## To do
Copy the rows starting at the line containing "left-tick-label: 1 000" and ending at the line containing "line-value-label: 68,5 bbox=[444, 260, 479, 282]", replacing "line-point" with "line-marker" and leaving everything else unchanged.

## Extracted rows
======

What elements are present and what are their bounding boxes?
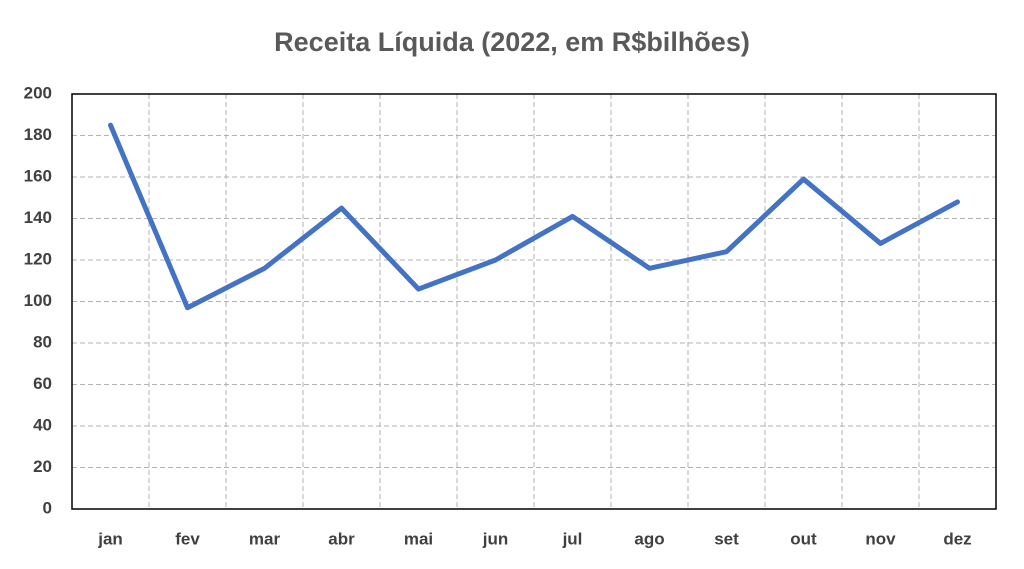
x-tick-label: mai [404,529,433,548]
x-tick-label: nov [865,529,896,548]
data-line [108,122,960,311]
y-tick-label: 0 [43,498,52,517]
y-tick-label: 80 [33,332,52,351]
x-tick-label: jan [97,529,123,548]
y-tick-label: 40 [33,415,52,434]
x-tick-label: jun [482,529,509,548]
x-tick-label: mar [249,529,281,548]
x-tick-label: jul [562,529,583,548]
y-tick-label: 60 [33,374,52,393]
y-tick-label: 200 [24,83,52,102]
y-tick-label: 100 [24,291,52,310]
y-tick-label: 20 [33,457,52,476]
y-tick-label: 160 [24,166,52,185]
plot-border [71,93,997,510]
x-tick-label: fev [175,529,200,548]
x-tick-label: ago [634,529,664,548]
x-tick-label: out [790,529,817,548]
x-tick-label: abr [328,529,355,548]
x-tick-label: dez [943,529,971,548]
chart-title: Receita Líquida (2022, em R$bilhões) [274,27,750,57]
x-tick-label: set [714,529,739,548]
y-tick-label: 120 [24,249,52,268]
y-tick-label: 140 [24,208,52,227]
y-tick-label: 180 [24,125,52,144]
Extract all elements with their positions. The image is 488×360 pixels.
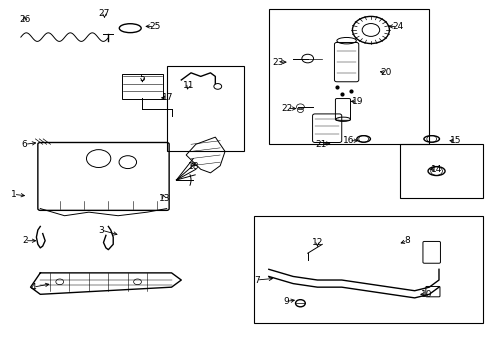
Text: 4: 4 (30, 283, 36, 292)
Text: 9: 9 (283, 297, 288, 306)
Text: 21: 21 (315, 140, 326, 149)
Text: 1: 1 (11, 190, 17, 199)
Text: 23: 23 (271, 58, 283, 67)
Bar (268, 9, 428, 144)
Text: 7: 7 (253, 275, 259, 284)
Text: 17: 17 (162, 93, 173, 102)
Text: 27: 27 (99, 9, 110, 18)
Text: 22: 22 (281, 104, 292, 113)
Text: 16: 16 (343, 136, 354, 145)
Text: 10: 10 (420, 290, 432, 299)
Text: 15: 15 (449, 136, 461, 145)
Text: 20: 20 (380, 68, 391, 77)
Text: 26: 26 (19, 15, 30, 24)
Text: 6: 6 (22, 140, 27, 149)
Text: 3: 3 (98, 225, 104, 234)
Text: 13: 13 (158, 194, 170, 203)
Text: 18: 18 (187, 162, 199, 171)
Text: 2: 2 (22, 236, 27, 245)
Text: 12: 12 (311, 238, 323, 247)
Text: 5: 5 (139, 74, 145, 83)
Text: 8: 8 (404, 236, 409, 245)
Bar (399, 144, 482, 198)
Bar (166, 66, 244, 152)
Text: 14: 14 (430, 165, 441, 174)
Text: 24: 24 (391, 22, 403, 31)
Text: 25: 25 (148, 22, 160, 31)
Text: 19: 19 (351, 97, 362, 106)
Bar (254, 216, 482, 323)
Text: 11: 11 (183, 81, 194, 90)
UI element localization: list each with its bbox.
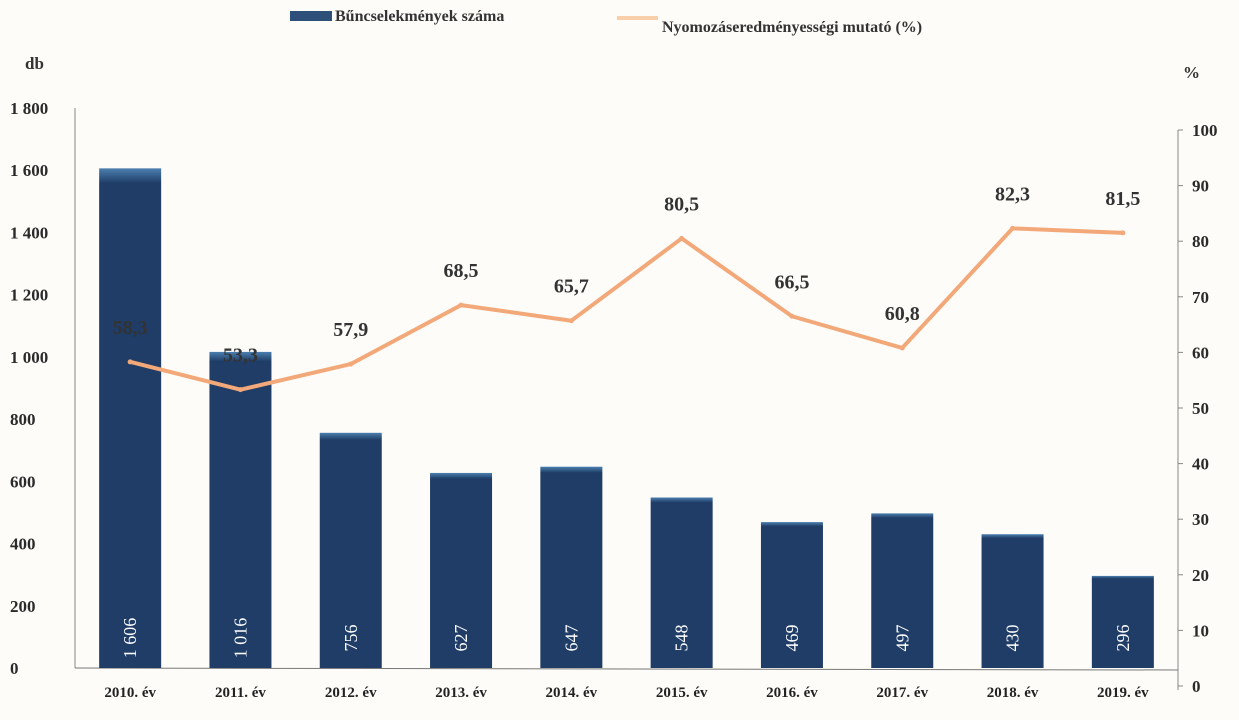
left-tick-label: 1 000 bbox=[10, 348, 48, 367]
bar bbox=[540, 466, 603, 668]
line-point bbox=[458, 302, 464, 308]
bar bbox=[1091, 575, 1154, 668]
line-value-label: 80,5 bbox=[664, 193, 699, 215]
line-point bbox=[568, 318, 574, 324]
left-tick-label: 1 600 bbox=[10, 161, 48, 180]
line-value-label: 68,5 bbox=[444, 260, 479, 282]
left-tick-label: 800 bbox=[10, 410, 36, 429]
line-point bbox=[899, 345, 905, 351]
bar bbox=[871, 513, 934, 668]
line-point bbox=[1120, 230, 1126, 236]
line-point bbox=[237, 387, 243, 393]
left-tick-label: 600 bbox=[10, 472, 36, 491]
bar-value-label: 647 bbox=[561, 625, 581, 652]
category-label: 2017. év bbox=[876, 685, 928, 701]
line-value-label: 57,9 bbox=[333, 319, 368, 341]
right-tick-label: 50 bbox=[1192, 399, 1209, 418]
bar-value-label: 1 016 bbox=[230, 618, 250, 659]
line-point bbox=[127, 359, 133, 365]
bar bbox=[99, 168, 162, 668]
left-tick-label: 200 bbox=[10, 597, 36, 616]
right-tick-label: 90 bbox=[1192, 177, 1209, 196]
category-label: 2019. év bbox=[1097, 685, 1149, 701]
bar bbox=[650, 497, 713, 668]
left-tick-label: 1 200 bbox=[10, 286, 48, 305]
left-tick-label: 0 bbox=[10, 659, 19, 678]
line-value-label: 66,5 bbox=[774, 271, 809, 293]
right-tick-label: 10 bbox=[1192, 621, 1209, 640]
line-value-label: 82,3 bbox=[995, 183, 1030, 205]
bar-value-label: 756 bbox=[341, 625, 361, 652]
bar-value-label: 430 bbox=[1003, 625, 1023, 652]
right-tick-label: 20 bbox=[1192, 566, 1209, 585]
category-label: 2010. év bbox=[104, 685, 156, 701]
left-tick-label: 400 bbox=[10, 535, 36, 554]
right-axis-unit: % bbox=[1183, 63, 1200, 82]
left-tick-label: 1 400 bbox=[10, 223, 48, 242]
bar bbox=[760, 522, 823, 668]
line-path bbox=[129, 226, 1123, 392]
right-tick-label: 70 bbox=[1192, 288, 1209, 307]
line-value-label: 60,8 bbox=[885, 303, 920, 325]
bar-value-label: 548 bbox=[672, 625, 692, 652]
right-axis-ticks: 0 10 20 30 40 50 60 70 80 90 100 bbox=[1178, 121, 1218, 696]
line-value-label: 53,3 bbox=[223, 345, 258, 367]
category-label: 2015. év bbox=[656, 685, 708, 701]
right-tick-label: 80 bbox=[1192, 232, 1209, 251]
bar-value-label: 497 bbox=[892, 625, 912, 652]
right-tick-label: 100 bbox=[1192, 121, 1218, 140]
bar bbox=[319, 432, 382, 668]
right-tick-label: 40 bbox=[1192, 455, 1209, 474]
bar bbox=[981, 534, 1044, 668]
left-axis-unit: db bbox=[25, 54, 44, 73]
line-point bbox=[1010, 225, 1016, 231]
line-series: 58,3 53,3 57,9 68,5 65,7 80,5 66,5 60,8 82,3 81,5 bbox=[113, 183, 1140, 393]
legend-bar-swatch bbox=[290, 11, 332, 21]
line-value-label: 58,3 bbox=[113, 317, 148, 339]
left-tick-label: 1 800 bbox=[10, 99, 48, 118]
bar-value-label: 469 bbox=[782, 625, 802, 652]
right-tick-label: 0 bbox=[1192, 677, 1201, 696]
line-value-label: 81,5 bbox=[1105, 188, 1140, 210]
category-label: 2018. év bbox=[987, 685, 1039, 701]
category-label: 2016. év bbox=[766, 685, 818, 701]
line-point bbox=[679, 235, 685, 241]
line-value-label: 65,7 bbox=[554, 276, 589, 298]
line-point bbox=[789, 313, 795, 319]
left-axis-ticks: 0 200 400 600 800 1 000 1 200 1 400 1 600 1 800 bbox=[10, 99, 48, 678]
legend-bar-label: Bűncselekmények száma bbox=[335, 8, 504, 25]
bar-series: 1 606 1 016 756 627 647 548 469 497 430 296 bbox=[99, 168, 1154, 668]
category-label: 2014. év bbox=[546, 685, 598, 701]
baseline bbox=[74, 667, 1179, 671]
category-label: 2013. év bbox=[435, 685, 487, 701]
right-tick-label: 60 bbox=[1192, 343, 1209, 362]
bar bbox=[430, 472, 493, 668]
right-tick-label: 30 bbox=[1192, 510, 1209, 529]
bar bbox=[209, 351, 272, 668]
legend-line-label: Nyomozáseredményességi mutató (%) bbox=[662, 19, 922, 36]
category-labels: 2010. év 2011. év 2012. év 2013. év 2014. év… bbox=[104, 685, 1149, 701]
line-point bbox=[348, 361, 354, 367]
bar-value-label: 1 606 bbox=[120, 618, 140, 659]
category-label: 2011. év bbox=[215, 685, 266, 701]
bar-value-label: 627 bbox=[451, 625, 471, 652]
bar-value-label: 296 bbox=[1113, 625, 1133, 652]
legend: Bűncselekmények száma Nyomozáseredményes… bbox=[290, 8, 922, 36]
category-label: 2012. év bbox=[325, 685, 377, 701]
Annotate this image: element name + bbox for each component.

======

## Response to the exercise
left-tick-label: 1 000 bbox=[10, 348, 48, 367]
bar bbox=[540, 466, 603, 668]
line-marker bbox=[458, 302, 464, 308]
bar bbox=[1091, 575, 1154, 668]
line-value-label: 80,5 bbox=[664, 193, 699, 215]
line-marker bbox=[568, 318, 574, 324]
left-tick-label: 1 600 bbox=[10, 161, 48, 180]
line-value-label: 68,5 bbox=[444, 260, 479, 282]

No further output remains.